To be done: Find every line in the records that holds the string "November". Copy each one.

Record extracts:
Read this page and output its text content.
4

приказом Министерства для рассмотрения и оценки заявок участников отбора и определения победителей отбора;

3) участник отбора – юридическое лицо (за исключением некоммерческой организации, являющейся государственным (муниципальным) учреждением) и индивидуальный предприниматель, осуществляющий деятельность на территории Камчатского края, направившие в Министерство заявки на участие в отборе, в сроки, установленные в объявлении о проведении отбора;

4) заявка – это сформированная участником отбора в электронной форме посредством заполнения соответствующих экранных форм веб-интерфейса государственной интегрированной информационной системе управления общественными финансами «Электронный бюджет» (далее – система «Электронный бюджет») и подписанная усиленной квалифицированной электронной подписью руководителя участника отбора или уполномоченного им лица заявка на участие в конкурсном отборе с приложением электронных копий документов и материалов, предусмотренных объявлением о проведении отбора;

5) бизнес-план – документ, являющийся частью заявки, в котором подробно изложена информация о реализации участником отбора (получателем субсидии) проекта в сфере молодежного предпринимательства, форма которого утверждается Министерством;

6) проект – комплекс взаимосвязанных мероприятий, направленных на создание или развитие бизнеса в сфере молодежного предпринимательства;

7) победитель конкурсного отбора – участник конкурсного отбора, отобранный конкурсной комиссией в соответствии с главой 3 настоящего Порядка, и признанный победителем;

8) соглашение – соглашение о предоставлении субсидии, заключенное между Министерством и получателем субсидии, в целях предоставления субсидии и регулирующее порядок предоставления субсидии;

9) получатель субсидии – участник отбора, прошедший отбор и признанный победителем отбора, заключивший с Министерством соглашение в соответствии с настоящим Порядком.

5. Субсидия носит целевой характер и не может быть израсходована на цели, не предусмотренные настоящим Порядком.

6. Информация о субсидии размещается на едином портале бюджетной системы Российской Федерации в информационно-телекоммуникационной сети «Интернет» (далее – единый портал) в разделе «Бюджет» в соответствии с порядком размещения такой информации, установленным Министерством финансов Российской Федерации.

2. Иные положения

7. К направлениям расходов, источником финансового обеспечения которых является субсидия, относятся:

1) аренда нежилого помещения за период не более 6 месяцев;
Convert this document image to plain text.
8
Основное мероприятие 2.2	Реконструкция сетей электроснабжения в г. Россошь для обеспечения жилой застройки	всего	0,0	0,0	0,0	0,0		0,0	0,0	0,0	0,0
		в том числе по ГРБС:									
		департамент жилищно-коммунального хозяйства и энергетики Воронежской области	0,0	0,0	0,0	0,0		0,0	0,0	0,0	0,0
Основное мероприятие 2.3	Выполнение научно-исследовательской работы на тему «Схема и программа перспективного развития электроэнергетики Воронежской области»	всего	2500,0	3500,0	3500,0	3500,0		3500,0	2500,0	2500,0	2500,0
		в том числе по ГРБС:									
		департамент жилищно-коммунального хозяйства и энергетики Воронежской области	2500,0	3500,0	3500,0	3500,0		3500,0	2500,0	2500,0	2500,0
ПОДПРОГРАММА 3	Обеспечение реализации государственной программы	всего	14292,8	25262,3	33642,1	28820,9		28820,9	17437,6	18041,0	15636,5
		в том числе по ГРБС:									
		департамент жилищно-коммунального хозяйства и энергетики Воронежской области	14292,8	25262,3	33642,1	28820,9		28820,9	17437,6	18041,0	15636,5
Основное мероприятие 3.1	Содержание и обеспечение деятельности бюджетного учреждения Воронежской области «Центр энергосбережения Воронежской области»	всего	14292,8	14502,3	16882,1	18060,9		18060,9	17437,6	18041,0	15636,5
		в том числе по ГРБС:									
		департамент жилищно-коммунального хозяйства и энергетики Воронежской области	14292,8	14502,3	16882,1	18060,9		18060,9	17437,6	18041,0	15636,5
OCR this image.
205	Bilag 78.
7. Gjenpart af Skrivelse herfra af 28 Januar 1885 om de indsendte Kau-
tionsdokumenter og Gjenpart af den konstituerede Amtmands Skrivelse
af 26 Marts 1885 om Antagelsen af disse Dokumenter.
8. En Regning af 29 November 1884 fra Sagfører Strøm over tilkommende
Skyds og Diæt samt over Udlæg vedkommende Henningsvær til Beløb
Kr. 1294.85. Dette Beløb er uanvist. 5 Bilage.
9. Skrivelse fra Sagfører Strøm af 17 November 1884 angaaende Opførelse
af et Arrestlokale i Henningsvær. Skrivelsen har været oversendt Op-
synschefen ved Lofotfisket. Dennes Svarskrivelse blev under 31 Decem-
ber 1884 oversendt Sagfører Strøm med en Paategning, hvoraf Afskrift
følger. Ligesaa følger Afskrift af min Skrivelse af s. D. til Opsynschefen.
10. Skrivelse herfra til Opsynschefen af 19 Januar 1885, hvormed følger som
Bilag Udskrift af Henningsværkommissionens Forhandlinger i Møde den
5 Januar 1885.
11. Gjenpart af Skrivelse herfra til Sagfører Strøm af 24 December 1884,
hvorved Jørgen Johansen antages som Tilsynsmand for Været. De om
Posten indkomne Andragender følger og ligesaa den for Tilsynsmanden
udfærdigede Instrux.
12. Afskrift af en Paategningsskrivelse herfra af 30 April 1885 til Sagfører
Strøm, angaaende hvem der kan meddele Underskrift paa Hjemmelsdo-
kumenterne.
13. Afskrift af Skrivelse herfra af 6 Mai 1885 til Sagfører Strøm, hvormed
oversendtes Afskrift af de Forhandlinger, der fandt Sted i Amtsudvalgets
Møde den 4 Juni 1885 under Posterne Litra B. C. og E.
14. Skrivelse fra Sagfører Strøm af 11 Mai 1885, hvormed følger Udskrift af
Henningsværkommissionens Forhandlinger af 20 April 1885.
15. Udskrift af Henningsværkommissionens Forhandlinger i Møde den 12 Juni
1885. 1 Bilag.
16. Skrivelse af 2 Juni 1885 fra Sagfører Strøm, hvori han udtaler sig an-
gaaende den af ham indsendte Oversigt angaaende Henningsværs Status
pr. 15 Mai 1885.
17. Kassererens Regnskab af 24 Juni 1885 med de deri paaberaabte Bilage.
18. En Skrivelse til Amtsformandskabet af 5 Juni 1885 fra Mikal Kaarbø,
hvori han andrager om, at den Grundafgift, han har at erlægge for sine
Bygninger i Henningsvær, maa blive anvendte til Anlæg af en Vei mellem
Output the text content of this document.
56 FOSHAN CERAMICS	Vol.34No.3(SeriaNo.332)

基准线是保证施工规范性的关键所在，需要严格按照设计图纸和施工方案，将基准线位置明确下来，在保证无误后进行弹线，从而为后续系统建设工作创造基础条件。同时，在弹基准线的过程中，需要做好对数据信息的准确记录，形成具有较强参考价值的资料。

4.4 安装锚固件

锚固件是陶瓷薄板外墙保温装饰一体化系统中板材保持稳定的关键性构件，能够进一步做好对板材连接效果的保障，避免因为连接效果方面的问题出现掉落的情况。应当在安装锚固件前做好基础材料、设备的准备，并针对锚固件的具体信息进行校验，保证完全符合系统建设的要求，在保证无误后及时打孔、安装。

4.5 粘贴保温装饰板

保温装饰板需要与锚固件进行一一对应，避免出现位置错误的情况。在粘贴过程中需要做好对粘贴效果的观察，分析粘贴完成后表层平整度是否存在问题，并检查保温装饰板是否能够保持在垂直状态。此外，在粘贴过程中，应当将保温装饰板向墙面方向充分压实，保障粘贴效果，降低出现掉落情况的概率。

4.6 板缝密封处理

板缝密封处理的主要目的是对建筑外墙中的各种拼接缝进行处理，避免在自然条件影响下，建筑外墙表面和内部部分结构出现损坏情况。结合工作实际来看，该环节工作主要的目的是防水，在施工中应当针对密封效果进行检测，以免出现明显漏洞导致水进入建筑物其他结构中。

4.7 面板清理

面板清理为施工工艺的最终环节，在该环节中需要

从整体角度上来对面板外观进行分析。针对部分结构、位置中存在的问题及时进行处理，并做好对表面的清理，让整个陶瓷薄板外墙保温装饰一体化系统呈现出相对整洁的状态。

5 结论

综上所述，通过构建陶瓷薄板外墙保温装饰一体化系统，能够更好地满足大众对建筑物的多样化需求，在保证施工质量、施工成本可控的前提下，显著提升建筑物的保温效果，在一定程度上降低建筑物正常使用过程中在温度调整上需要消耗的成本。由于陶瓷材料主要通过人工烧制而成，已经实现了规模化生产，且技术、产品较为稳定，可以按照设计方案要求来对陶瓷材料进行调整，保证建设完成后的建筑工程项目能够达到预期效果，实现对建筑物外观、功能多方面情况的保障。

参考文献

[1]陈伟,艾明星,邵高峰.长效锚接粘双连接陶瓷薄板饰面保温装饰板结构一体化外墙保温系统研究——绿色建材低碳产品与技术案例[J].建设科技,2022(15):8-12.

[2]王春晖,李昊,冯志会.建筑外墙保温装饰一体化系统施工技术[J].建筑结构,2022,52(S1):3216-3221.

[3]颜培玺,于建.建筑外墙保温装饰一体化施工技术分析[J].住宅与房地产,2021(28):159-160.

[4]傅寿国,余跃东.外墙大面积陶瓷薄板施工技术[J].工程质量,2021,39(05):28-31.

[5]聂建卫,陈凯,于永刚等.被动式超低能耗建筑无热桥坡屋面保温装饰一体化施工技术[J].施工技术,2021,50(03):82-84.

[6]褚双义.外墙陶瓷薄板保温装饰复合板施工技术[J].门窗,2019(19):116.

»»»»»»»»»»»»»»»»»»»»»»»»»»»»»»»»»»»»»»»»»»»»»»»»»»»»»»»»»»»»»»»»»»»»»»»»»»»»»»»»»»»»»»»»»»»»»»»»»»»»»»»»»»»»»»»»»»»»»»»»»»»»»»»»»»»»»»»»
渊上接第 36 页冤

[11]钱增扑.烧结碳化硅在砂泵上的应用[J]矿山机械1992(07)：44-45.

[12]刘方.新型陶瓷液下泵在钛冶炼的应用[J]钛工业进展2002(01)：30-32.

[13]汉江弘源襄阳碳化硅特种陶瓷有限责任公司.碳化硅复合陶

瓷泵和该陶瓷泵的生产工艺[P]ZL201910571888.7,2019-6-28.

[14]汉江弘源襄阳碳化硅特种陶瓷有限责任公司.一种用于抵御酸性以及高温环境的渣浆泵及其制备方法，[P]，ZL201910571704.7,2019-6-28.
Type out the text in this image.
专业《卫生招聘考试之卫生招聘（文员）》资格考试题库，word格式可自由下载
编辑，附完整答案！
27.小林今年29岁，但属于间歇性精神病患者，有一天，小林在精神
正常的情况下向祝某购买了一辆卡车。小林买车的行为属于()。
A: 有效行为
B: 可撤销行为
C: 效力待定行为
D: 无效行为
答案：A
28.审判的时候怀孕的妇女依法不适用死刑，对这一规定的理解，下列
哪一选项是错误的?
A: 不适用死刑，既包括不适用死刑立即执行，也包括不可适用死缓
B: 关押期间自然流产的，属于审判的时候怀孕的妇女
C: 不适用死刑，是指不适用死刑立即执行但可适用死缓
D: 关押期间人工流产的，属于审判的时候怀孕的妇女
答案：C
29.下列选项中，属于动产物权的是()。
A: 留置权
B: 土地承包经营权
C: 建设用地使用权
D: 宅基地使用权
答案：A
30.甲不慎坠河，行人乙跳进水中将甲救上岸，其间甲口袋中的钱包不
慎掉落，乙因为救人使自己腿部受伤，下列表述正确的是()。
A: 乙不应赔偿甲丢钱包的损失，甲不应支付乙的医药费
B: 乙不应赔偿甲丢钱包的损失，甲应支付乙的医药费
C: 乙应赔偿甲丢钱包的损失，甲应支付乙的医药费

Complete response:
8. En Regning af 29 November 1884 fra Sagfører Strøm over tilkommende
9. Skrivelse fra Sagfører Strøm af 17 November 1884 angaaende Opførelse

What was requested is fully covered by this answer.